Problem details: Copy the material below verbatim, keeping every line in its original order.

(Lines of data)
══════════════════════════════

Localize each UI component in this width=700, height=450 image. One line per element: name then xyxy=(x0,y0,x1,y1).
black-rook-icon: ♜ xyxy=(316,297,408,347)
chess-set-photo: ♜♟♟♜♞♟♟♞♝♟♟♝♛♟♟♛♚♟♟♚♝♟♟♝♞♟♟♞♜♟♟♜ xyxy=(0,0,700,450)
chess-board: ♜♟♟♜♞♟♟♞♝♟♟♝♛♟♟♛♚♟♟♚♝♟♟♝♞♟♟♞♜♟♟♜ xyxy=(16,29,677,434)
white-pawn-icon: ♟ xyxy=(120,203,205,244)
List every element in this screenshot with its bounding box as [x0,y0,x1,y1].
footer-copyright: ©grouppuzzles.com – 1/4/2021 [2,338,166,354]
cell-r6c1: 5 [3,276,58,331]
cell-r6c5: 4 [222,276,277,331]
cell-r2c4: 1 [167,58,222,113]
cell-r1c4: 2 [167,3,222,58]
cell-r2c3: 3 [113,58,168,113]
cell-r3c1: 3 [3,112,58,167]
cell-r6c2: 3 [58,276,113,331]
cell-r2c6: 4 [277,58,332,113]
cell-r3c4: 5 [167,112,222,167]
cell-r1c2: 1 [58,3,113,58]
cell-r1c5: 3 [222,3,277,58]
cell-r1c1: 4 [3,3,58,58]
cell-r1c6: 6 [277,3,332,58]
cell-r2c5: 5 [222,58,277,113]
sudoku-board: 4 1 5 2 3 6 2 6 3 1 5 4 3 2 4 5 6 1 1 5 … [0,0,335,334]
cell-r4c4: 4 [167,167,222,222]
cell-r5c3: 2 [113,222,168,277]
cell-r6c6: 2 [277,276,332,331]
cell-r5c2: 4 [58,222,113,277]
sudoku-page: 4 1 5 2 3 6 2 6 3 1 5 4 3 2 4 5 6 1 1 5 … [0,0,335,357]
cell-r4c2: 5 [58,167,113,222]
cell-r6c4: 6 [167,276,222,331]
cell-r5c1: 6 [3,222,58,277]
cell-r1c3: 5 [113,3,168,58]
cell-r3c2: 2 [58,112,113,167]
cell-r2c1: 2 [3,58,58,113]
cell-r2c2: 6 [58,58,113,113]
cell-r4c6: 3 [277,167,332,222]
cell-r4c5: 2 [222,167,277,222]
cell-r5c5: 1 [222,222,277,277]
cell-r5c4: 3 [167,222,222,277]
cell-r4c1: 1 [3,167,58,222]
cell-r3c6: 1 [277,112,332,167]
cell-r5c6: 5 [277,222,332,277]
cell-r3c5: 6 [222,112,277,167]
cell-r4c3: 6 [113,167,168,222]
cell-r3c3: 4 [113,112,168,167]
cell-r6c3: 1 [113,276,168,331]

══════════════════════════════

Task output:
Localize each UI component in this width=700, height=450 image. One line per element: name then xyxy=(x0,y0,x1,y1).
black-rook-icon: ♜ xyxy=(316,297,408,347)
chess-set-photo: ♜♟♟♜♞♟♟♞♝♟♟♝♛♟♟♛♚♟♟♚♝♟♟♝♞♟♟♞♜♟♟♜ xyxy=(0,0,700,450)
chess-board: ♜♟♟♜♞♟♟♞♝♟♟♝♛♟♟♛♚♟♟♚♝♟♟♝♞♟♟♞♜♟♟♜ xyxy=(16,29,677,434)
white-pawn-icon: ♟ xyxy=(120,203,205,244)
List every element in this screenshot with its bounding box as [x0,y0,x1,y1].
footer-copyright: ©grouppuzzles.com – 1/4/2021 [2,338,166,354]
cell-r6c1: 5 [3,276,58,331]
cell-r6c5: 4 [222,276,277,331]
cell-r2c4: 1 [167,58,222,113]
cell-r1c4: 2 [167,3,222,58]
cell-r2c3: 3 [113,58,168,113]
cell-r3c1: 3 [3,112,58,167]
cell-r6c2: 3 [58,276,113,331]
cell-r2c6: 4 [277,58,332,113]
cell-r3c4: 5 [167,112,222,167]
cell-r1c2: 1 [58,3,113,58]
cell-r1c5: 3 [222,3,277,58]
cell-r1c1: 4 [3,3,58,58]
cell-r1c6: 6 [277,3,332,58]
cell-r2c5: 5 [222,58,277,113]
sudoku-board: 4 1 5 2 3 6 2 6 3 1 5 4 3 2 4 5 6 1 1 5 … [0,0,335,334]
cell-r4c4: 4 [167,167,222,222]
cell-r5c3: 2 [113,222,168,277]
cell-r6c6: 2 [277,276,332,331]
cell-r5c2: 4 [58,222,113,277]
sudoku-page: 4 1 5 2 3 6 2 6 3 1 5 4 3 2 4 5 6 1 1 5 … [0,0,335,357]
cell-r4c2: 5 [58,167,113,222]
cell-r6c4: 6 [167,276,222,331]
cell-r5c1: 6 [3,222,58,277]
cell-r1c3: 5 [113,3,168,58]
cell-r3c2: 2 [58,112,113,167]
cell-r2c1: 2 [3,58,58,113]
cell-r2c2: 6 [58,58,113,113]
cell-r4c6: 3 [277,167,332,222]
cell-r4c5: 2 [222,167,277,222]
cell-r5c5: 1 [222,222,277,277]
cell-r5c4: 3 [167,222,222,277]
cell-r4c1: 1 [3,167,58,222]
cell-r3c6: 1 [277,112,332,167]
cell-r5c6: 5 [277,222,332,277]
cell-r3c5: 6 [222,112,277,167]
cell-r4c3: 6 [113,167,168,222]
cell-r3c3: 4 [113,112,168,167]
cell-r6c3: 1 [113,276,168,331]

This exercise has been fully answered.